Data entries
○ ○ ○ ○ ○ ○ ○

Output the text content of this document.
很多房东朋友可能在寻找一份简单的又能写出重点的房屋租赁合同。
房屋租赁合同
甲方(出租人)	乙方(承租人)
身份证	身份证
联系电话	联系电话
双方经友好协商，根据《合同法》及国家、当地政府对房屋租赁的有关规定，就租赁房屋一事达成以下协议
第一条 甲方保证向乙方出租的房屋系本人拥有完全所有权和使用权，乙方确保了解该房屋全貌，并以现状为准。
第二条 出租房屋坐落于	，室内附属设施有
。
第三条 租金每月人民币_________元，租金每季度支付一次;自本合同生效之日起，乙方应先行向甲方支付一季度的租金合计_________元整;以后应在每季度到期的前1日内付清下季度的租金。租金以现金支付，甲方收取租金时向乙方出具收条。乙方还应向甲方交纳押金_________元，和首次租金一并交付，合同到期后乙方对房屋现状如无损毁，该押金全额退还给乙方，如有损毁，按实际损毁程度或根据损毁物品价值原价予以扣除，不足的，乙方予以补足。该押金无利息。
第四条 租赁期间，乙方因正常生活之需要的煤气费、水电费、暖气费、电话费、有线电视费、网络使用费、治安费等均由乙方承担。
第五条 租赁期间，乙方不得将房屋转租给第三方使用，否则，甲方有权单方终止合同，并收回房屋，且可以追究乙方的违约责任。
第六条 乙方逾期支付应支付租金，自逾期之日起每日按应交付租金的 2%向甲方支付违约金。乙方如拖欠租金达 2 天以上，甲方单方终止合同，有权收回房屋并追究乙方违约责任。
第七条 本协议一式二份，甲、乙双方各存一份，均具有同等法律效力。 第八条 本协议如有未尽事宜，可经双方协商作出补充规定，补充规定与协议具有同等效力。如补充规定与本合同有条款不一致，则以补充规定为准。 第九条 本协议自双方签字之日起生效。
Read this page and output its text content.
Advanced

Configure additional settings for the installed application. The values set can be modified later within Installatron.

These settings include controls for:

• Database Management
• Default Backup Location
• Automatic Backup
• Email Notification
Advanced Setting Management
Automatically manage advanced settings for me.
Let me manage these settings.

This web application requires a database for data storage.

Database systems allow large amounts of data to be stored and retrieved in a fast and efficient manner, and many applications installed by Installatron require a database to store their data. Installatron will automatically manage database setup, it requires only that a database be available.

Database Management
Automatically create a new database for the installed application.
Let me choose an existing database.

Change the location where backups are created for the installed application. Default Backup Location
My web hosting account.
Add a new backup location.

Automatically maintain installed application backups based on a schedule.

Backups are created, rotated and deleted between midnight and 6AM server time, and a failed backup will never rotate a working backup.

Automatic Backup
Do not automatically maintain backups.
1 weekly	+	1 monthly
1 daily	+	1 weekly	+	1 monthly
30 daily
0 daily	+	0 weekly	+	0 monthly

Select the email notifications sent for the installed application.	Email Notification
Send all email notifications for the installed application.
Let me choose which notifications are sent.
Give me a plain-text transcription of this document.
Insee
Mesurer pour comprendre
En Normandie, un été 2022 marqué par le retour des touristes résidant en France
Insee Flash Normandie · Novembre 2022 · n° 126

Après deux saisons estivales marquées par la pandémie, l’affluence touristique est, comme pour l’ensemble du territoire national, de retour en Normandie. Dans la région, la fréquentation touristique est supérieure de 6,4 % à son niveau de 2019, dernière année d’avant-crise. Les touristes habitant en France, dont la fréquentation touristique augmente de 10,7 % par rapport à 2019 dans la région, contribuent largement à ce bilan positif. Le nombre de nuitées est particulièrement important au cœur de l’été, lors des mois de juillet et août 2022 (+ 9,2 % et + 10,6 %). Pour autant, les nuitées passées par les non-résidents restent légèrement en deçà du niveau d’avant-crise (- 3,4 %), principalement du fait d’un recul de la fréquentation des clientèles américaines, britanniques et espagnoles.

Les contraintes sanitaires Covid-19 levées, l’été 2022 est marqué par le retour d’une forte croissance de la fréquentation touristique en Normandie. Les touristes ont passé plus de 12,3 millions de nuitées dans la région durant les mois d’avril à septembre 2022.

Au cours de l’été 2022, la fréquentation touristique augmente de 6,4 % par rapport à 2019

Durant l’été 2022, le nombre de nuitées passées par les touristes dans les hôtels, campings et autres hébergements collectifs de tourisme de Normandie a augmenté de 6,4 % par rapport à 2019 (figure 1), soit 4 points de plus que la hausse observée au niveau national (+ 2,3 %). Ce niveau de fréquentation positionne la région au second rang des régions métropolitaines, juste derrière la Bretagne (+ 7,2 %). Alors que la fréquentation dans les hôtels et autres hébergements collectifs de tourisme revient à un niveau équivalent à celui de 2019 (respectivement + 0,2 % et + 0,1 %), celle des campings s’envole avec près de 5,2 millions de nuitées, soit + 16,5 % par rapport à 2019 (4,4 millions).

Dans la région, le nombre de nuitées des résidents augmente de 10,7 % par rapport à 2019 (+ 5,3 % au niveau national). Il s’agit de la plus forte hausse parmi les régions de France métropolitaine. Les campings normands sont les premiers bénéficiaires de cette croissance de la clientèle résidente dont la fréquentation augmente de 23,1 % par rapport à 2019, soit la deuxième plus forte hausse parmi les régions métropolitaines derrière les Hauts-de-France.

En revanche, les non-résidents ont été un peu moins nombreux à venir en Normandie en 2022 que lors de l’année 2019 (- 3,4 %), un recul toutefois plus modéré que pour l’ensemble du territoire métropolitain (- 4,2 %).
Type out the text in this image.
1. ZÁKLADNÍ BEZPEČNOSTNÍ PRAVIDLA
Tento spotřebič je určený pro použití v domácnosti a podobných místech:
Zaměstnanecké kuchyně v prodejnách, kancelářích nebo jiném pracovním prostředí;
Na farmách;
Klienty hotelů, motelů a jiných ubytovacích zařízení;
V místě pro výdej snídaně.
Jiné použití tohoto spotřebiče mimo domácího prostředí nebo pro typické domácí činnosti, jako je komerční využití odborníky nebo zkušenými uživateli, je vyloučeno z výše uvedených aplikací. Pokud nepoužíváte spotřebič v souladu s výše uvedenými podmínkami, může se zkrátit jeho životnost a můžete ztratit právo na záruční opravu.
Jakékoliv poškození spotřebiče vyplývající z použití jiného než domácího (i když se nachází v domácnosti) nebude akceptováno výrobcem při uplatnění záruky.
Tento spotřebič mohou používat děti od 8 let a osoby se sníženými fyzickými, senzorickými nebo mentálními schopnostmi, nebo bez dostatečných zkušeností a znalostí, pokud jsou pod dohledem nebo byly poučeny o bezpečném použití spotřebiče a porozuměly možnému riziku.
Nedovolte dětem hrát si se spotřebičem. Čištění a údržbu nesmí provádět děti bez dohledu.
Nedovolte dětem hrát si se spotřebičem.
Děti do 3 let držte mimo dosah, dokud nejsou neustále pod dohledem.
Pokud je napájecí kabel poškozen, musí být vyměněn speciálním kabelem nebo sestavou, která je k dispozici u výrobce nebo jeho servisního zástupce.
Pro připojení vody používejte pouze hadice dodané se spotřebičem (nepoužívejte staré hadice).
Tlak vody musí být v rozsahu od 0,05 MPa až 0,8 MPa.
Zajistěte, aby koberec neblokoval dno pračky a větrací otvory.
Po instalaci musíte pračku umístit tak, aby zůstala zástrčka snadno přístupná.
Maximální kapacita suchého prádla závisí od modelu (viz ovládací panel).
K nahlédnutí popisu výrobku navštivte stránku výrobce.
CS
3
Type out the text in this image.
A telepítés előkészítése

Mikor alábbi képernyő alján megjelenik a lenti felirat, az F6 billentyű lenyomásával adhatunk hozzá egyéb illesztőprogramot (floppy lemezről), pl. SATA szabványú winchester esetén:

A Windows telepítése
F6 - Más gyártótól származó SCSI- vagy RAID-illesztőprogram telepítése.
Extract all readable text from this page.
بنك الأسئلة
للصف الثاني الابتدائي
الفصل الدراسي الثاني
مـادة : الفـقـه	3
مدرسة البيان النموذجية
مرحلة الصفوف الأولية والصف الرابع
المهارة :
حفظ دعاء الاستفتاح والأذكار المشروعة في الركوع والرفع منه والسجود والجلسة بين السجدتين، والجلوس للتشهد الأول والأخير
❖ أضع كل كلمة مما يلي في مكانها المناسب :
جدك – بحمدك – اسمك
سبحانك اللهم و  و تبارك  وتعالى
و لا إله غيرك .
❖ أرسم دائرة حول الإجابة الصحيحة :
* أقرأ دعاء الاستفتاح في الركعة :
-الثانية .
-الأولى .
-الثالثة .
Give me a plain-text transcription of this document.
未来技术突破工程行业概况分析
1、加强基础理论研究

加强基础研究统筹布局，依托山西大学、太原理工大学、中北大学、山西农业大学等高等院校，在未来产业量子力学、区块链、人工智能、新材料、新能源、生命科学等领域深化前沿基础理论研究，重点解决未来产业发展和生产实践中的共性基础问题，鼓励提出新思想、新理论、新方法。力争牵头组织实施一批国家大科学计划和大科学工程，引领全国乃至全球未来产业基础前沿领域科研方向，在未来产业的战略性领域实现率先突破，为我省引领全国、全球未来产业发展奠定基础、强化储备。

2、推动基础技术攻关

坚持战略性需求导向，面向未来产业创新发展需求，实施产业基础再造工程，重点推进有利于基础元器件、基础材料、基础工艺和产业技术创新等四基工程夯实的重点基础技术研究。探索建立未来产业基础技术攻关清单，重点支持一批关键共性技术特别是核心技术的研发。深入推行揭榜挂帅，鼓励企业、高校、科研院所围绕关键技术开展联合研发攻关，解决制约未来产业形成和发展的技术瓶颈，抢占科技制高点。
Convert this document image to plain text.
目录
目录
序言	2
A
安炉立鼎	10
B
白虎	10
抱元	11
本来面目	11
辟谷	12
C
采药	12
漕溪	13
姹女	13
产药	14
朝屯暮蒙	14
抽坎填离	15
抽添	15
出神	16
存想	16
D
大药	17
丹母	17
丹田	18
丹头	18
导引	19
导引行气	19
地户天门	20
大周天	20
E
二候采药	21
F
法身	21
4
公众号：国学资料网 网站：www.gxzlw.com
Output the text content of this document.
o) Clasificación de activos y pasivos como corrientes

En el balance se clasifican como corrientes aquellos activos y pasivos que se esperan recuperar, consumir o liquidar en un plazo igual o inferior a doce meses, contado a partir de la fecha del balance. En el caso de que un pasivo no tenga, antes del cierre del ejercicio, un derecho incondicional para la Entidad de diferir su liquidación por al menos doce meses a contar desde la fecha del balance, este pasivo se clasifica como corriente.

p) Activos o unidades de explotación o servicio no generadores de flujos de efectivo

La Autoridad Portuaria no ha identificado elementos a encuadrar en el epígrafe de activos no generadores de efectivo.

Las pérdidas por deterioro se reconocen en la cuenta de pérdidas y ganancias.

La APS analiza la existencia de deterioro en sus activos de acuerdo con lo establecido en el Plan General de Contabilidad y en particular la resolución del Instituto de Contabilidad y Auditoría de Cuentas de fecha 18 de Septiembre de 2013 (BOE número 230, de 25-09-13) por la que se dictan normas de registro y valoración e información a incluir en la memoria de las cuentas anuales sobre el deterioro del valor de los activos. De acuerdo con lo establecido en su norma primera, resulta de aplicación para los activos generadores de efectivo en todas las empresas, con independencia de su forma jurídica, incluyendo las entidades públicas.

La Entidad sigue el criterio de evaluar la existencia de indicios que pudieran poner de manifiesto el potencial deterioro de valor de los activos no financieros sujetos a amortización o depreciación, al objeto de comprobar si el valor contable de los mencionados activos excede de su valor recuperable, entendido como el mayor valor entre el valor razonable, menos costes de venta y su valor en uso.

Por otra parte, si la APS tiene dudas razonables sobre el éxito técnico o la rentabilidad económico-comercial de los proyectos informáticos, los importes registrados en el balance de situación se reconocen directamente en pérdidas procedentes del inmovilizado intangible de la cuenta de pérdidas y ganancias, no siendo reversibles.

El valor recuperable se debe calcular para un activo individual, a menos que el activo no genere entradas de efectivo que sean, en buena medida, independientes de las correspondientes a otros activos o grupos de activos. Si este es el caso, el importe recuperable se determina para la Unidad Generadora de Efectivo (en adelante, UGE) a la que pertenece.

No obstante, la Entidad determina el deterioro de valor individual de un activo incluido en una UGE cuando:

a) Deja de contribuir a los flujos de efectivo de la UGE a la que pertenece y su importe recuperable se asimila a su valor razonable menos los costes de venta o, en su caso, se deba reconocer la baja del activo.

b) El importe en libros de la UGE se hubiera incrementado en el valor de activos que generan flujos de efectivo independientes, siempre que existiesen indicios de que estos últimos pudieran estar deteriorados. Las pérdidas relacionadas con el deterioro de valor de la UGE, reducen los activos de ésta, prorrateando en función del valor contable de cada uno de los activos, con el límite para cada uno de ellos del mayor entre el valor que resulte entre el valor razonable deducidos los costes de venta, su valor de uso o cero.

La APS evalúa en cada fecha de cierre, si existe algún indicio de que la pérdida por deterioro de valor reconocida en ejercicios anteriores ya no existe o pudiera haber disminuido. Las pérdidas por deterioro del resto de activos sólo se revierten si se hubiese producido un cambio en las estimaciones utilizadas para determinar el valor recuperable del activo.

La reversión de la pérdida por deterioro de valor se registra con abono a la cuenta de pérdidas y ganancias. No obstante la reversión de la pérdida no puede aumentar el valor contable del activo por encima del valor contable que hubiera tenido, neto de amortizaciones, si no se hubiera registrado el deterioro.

○ ○ ○ ○ ○ ○ ○

* **SHORT EXERCISE**: Scan the listing above and copy all lines containing the word "settings".

* **COMPLETE ANSWER**:
Configure additional settings for the installed application. The values set can be modified later within Installatron.
These settings include controls for:
Automatically manage advanced settings for me.
Let me manage these settings.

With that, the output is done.